## Exercise description:
Where a line of the material contains the string "positioned", copy that line.

>> start Data shown

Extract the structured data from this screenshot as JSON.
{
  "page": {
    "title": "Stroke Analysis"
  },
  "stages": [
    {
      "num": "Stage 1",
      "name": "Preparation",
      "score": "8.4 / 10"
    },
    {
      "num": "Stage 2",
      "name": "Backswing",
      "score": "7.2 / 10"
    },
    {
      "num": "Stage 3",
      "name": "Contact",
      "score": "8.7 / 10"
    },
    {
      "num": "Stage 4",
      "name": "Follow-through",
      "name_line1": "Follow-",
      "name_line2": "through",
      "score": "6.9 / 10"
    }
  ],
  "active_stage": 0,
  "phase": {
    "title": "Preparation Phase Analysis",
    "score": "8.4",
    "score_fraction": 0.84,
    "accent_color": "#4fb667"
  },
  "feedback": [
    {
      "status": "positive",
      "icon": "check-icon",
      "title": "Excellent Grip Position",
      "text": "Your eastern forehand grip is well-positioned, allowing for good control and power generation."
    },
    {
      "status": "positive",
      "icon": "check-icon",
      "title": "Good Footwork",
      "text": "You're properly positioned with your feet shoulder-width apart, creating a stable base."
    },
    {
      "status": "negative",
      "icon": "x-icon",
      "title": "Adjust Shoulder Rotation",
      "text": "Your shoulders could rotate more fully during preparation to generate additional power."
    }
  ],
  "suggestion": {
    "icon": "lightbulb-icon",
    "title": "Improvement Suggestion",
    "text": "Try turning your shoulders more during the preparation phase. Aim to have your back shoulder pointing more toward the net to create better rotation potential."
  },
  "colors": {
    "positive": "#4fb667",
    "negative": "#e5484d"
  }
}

>> end Data shown

## Answer to the problem:
      "text": "Your eastern forehand grip is well-positioned, allowing for good control and power generation."
      "text": "You're properly positioned with your feet shoulder-width apart, creating a stable base."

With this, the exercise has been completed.